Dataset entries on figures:
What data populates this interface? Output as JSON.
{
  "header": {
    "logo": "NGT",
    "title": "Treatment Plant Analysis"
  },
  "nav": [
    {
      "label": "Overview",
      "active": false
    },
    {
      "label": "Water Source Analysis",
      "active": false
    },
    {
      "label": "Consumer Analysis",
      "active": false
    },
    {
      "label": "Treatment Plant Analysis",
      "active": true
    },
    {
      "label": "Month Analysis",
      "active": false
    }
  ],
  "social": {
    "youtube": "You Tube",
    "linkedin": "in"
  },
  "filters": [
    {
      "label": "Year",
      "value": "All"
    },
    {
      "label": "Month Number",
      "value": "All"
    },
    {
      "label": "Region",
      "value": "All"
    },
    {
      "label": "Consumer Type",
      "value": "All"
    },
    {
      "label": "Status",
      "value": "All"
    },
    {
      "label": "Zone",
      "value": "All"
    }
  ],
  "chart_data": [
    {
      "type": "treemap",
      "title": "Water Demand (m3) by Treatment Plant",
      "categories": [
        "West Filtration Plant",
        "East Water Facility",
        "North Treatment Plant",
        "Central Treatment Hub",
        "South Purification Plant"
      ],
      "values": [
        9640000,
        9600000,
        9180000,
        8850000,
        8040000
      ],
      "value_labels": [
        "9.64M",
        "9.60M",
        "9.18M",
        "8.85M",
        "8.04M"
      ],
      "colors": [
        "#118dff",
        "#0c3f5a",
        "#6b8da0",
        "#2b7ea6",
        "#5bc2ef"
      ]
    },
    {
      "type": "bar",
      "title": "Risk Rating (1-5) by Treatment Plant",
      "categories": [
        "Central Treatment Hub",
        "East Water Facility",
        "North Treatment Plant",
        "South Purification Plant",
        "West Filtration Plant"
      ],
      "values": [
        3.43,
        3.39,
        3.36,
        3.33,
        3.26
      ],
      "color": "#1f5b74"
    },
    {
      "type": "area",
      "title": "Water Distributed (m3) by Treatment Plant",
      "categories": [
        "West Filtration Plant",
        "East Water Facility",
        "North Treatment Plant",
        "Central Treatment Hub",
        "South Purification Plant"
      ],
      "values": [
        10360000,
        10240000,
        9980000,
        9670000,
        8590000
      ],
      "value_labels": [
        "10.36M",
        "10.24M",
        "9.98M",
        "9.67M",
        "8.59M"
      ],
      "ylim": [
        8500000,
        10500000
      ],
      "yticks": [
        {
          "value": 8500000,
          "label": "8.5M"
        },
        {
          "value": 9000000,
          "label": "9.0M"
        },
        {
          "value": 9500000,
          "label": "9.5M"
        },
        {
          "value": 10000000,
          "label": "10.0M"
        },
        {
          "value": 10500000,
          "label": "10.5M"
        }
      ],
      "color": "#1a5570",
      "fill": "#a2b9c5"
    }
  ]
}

**EXERCISE DIRECTIONS:** Output an exact copy of each record.

**REPLY TO THE TASK:**
What data populates this interface? Output as JSON.
{
  "header": {
    "logo": "NGT",
    "title": "Treatment Plant Analysis"
  },
  "nav": [
    {
      "label": "Overview",
      "active": false
    },
    {
      "label": "Water Source Analysis",
      "active": false
    },
    {
      "label": "Consumer Analysis",
      "active": false
    },
    {
      "label": "Treatment Plant Analysis",
      "active": true
    },
    {
      "label": "Month Analysis",
      "active": false
    }
  ],
  "social": {
    "youtube": "You Tube",
    "linkedin": "in"
  },
  "filters": [
    {
      "label": "Year",
      "value": "All"
    },
    {
      "label": "Month Number",
      "value": "All"
    },
    {
      "label": "Region",
      "value": "All"
    },
    {
      "label": "Consumer Type",
      "value": "All"
    },
    {
      "label": "Status",
      "value": "All"
    },
    {
      "label": "Zone",
      "value": "All"
    }
  ],
  "chart_data": [
    {
      "type": "treemap",
      "title": "Water Demand (m3) by Treatment Plant",
      "categories": [
        "West Filtration Plant",
        "East Water Facility",
        "North Treatment Plant",
        "Central Treatment Hub",
        "South Purification Plant"
      ],
      "values": [
        9640000,
        9600000,
        9180000,
        8850000,
        8040000
      ],
      "value_labels": [
        "9.64M",
        "9.60M",
        "9.18M",
        "8.85M",
        "8.04M"
      ],
      "colors": [
        "#118dff",
        "#0c3f5a",
        "#6b8da0",
        "#2b7ea6",
        "#5bc2ef"
      ]
    },
    {
      "type": "bar",
      "title": "Risk Rating (1-5) by Treatment Plant",
      "categories": [
        "Central Treatment Hub",
        "East Water Facility",
        "North Treatment Plant",
        "South Purification Plant",
        "West Filtration Plant"
      ],
      "values": [
        3.43,
        3.39,
        3.36,
        3.33,
        3.26
      ],
      "color": "#1f5b74"
    },
    {
      "type": "area",
      "title": "Water Distributed (m3) by Treatment Plant",
      "categories": [
        "West Filtration Plant",
        "East Water Facility",
        "North Treatment Plant",
        "Central Treatment Hub",
        "South Purification Plant"
      ],
      "values": [
        10360000,
        10240000,
        9980000,
        9670000,
        8590000
      ],
      "value_labels": [
        "10.36M",
        "10.24M",
        "9.98M",
        "9.67M",
        "8.59M"
      ],
      "ylim": [
        8500000,
        10500000
      ],
      "yticks": [
        {
          "value": 8500000,
          "label": "8.5M"
        },
        {
          "value": 9000000,
          "label": "9.0M"
        },
        {
          "value": 9500000,
          "label": "9.5M"
        },
        {
          "value": 10000000,
          "label": "10.0M"
        },
        {
          "value": 10500000,
          "label": "10.5M"
        }
      ],
      "color": "#1a5570",
      "fill": "#a2b9c5"
    }
  ]
}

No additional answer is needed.